— Begin —

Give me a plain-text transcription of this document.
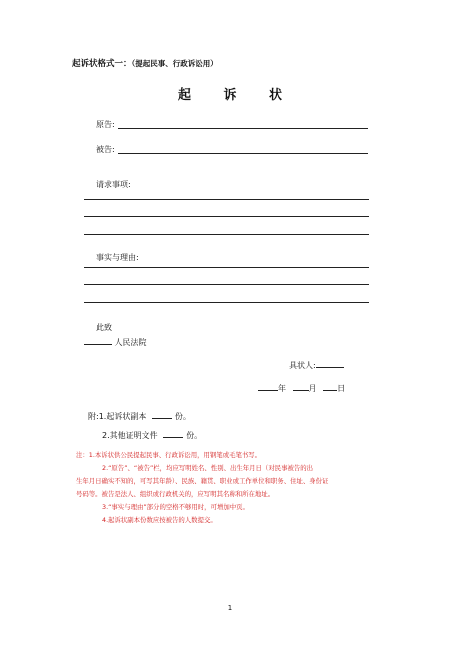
起诉状格式一：（提起民事、行政诉讼用）
起 诉 状
原告:
被告:
请求事项:
事实与理由:
此致
人民法院
具状人:
年	月	日
附:1.起诉状副本	份。
2.其他证明文件	份。
注：1.本诉状供公民提起民事、行政诉讼用，用钢笔或毛笔书写。
2.“原告”、“被告”栏，均应写明姓名、性别、出生年月日（对民事被告的出
生年月日确实不知的，可写其年龄）、民族、籍贯、职业或工作单位和职务、住址、身份证
号码等。被告是法人、组织或行政机关的，应写明其名称和所在地址。
3.“事实与理由”部分的空格不够用时，可增加中页。
4.起诉状副本份数应按被告的人数提交。
1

— End —

◆ **Problem to work on**:
Find how many lines in the listing hold "行政诉讼用", and reply with that number only.

◆ **Reply**:
2